=== STORED RECORDS ===
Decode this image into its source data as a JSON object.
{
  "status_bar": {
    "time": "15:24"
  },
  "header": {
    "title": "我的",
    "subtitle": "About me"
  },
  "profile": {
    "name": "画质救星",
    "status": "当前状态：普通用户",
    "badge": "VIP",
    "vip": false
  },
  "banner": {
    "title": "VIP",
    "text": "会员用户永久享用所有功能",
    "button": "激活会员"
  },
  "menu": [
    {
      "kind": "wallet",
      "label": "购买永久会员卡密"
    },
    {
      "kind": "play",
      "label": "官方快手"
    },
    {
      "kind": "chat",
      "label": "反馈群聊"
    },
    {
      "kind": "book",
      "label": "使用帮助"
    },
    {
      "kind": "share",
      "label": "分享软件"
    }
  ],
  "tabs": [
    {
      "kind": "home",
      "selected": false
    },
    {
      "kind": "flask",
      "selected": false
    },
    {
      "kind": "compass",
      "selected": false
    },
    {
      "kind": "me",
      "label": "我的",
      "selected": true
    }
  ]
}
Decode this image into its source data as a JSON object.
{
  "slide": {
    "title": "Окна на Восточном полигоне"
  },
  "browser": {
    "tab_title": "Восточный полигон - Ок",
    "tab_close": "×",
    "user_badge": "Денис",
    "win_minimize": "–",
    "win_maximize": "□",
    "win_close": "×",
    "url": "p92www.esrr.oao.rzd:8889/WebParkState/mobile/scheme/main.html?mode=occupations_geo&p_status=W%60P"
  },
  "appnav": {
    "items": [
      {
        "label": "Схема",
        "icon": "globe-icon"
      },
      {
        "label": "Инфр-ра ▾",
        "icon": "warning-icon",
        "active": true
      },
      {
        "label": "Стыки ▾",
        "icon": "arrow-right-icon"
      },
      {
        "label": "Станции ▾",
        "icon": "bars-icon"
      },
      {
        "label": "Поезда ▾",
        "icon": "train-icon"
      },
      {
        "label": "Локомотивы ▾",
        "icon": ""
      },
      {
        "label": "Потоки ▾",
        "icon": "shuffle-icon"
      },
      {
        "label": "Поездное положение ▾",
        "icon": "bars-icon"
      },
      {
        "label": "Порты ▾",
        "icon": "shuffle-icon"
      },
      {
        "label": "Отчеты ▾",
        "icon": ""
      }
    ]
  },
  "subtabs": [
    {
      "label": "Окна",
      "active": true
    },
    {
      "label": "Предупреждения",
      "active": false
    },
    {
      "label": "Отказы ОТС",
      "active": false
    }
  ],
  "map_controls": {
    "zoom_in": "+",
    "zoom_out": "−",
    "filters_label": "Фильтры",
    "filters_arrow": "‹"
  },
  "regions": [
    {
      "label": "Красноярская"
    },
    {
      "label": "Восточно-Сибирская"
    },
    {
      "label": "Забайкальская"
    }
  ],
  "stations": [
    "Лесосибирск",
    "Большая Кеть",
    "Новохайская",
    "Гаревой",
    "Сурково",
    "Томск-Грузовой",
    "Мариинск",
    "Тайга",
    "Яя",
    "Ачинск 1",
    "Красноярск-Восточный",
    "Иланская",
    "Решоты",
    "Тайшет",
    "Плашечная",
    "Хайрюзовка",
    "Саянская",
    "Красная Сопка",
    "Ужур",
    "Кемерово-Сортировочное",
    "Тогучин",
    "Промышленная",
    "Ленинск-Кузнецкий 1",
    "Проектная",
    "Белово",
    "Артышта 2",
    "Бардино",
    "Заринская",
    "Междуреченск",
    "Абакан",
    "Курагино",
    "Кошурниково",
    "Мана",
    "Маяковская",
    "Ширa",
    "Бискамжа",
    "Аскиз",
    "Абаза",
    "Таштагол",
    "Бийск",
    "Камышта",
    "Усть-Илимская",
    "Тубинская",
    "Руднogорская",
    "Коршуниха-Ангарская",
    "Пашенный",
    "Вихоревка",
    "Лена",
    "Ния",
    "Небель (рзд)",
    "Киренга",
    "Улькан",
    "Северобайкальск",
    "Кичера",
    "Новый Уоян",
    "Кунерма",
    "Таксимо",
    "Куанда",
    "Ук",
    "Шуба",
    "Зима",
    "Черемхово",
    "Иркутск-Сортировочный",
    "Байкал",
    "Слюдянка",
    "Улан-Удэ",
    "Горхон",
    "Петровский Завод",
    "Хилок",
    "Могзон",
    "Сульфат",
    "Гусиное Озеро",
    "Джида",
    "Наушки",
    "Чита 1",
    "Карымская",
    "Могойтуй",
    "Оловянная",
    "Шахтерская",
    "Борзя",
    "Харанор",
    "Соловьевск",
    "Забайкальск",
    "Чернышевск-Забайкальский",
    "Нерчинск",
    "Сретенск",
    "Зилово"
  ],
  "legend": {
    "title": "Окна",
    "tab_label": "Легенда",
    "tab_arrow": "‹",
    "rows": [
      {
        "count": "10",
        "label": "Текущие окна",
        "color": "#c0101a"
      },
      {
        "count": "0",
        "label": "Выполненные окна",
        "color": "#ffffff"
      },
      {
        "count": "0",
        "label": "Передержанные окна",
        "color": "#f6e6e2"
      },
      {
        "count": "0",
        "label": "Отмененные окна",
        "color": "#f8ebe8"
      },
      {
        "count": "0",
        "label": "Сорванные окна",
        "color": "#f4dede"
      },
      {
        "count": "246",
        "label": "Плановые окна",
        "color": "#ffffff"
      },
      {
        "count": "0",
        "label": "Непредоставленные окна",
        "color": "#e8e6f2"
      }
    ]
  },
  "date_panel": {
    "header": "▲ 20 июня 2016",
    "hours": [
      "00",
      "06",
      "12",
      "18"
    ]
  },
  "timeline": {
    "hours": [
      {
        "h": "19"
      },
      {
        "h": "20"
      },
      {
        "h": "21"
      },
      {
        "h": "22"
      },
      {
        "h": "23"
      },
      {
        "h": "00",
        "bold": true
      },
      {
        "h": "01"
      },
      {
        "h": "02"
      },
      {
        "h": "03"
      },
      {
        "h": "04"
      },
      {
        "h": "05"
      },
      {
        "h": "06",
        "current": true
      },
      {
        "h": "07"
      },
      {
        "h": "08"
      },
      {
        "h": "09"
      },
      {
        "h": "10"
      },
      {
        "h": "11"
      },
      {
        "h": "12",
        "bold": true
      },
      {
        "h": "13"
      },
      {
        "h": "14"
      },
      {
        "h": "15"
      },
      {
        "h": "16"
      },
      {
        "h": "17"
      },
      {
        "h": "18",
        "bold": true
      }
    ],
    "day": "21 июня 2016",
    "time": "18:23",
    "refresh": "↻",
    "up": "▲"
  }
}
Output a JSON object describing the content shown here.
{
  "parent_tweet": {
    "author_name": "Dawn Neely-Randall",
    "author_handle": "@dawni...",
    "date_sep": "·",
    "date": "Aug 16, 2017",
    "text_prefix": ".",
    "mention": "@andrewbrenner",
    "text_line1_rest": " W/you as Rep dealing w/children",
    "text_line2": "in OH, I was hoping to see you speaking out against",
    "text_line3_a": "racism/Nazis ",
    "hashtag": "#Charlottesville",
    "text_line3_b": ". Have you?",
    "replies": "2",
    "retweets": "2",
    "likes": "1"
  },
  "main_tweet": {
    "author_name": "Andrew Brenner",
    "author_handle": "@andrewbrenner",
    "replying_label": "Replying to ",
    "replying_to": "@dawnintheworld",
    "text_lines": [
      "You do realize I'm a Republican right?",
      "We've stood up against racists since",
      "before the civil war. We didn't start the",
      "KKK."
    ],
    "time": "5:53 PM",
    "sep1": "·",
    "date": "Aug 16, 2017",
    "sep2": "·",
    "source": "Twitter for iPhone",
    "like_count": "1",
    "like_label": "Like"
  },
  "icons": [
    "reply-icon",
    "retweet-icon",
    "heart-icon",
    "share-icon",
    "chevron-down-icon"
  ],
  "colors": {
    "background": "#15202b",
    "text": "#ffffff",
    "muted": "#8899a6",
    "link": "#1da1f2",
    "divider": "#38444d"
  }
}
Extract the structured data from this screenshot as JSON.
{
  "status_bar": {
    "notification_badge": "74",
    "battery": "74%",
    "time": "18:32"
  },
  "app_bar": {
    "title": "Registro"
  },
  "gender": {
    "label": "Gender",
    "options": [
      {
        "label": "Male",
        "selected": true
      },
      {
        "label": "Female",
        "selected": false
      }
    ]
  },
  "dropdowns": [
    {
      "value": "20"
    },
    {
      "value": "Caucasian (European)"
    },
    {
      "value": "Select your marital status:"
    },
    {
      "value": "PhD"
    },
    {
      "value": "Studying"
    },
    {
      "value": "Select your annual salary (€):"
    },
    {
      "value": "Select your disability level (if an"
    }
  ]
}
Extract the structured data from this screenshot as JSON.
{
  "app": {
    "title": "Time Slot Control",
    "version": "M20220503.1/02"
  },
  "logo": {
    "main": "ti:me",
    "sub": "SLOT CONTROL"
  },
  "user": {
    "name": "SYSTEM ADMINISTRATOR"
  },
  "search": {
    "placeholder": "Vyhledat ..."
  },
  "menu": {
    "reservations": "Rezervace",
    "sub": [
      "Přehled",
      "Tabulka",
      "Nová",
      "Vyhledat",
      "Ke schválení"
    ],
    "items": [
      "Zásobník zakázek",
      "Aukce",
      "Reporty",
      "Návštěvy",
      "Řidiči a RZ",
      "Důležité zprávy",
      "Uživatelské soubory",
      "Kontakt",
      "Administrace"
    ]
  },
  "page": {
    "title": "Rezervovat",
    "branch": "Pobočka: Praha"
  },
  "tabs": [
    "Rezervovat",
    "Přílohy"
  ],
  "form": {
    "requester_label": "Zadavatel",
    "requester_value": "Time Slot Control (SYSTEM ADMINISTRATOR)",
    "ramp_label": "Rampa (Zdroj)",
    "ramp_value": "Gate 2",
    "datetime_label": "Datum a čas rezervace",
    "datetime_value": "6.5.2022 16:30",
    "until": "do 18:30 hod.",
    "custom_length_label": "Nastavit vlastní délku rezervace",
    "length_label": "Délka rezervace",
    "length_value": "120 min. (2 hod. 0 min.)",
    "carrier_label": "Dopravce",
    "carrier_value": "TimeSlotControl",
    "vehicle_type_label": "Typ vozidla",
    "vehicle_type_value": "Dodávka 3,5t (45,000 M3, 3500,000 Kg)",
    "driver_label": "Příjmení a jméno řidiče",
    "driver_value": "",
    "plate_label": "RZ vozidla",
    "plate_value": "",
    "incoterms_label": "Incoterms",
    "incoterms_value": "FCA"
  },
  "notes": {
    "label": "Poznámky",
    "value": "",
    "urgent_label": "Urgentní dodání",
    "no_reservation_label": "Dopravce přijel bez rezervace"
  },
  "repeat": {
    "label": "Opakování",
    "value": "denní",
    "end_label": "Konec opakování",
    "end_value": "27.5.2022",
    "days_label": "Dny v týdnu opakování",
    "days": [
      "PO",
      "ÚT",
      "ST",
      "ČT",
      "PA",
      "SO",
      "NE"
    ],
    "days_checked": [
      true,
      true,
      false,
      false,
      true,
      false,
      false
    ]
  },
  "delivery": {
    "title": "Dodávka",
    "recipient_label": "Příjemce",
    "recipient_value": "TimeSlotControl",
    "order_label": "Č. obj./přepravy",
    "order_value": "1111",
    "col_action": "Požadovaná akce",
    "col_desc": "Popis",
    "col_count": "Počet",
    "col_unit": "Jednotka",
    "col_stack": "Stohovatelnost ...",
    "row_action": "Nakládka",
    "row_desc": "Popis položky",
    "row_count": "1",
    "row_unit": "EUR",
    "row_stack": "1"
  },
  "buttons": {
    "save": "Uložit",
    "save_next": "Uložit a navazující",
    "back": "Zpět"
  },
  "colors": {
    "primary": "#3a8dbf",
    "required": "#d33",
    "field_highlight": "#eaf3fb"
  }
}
===
SHORT EXERCISE
Go through the data above and find the lines with the word "Uložit". Copy each of those lines.

RESPONSE TO THIS EXERCISE
    "save": "Uložit",
    "save_next": "Uložit a navazující",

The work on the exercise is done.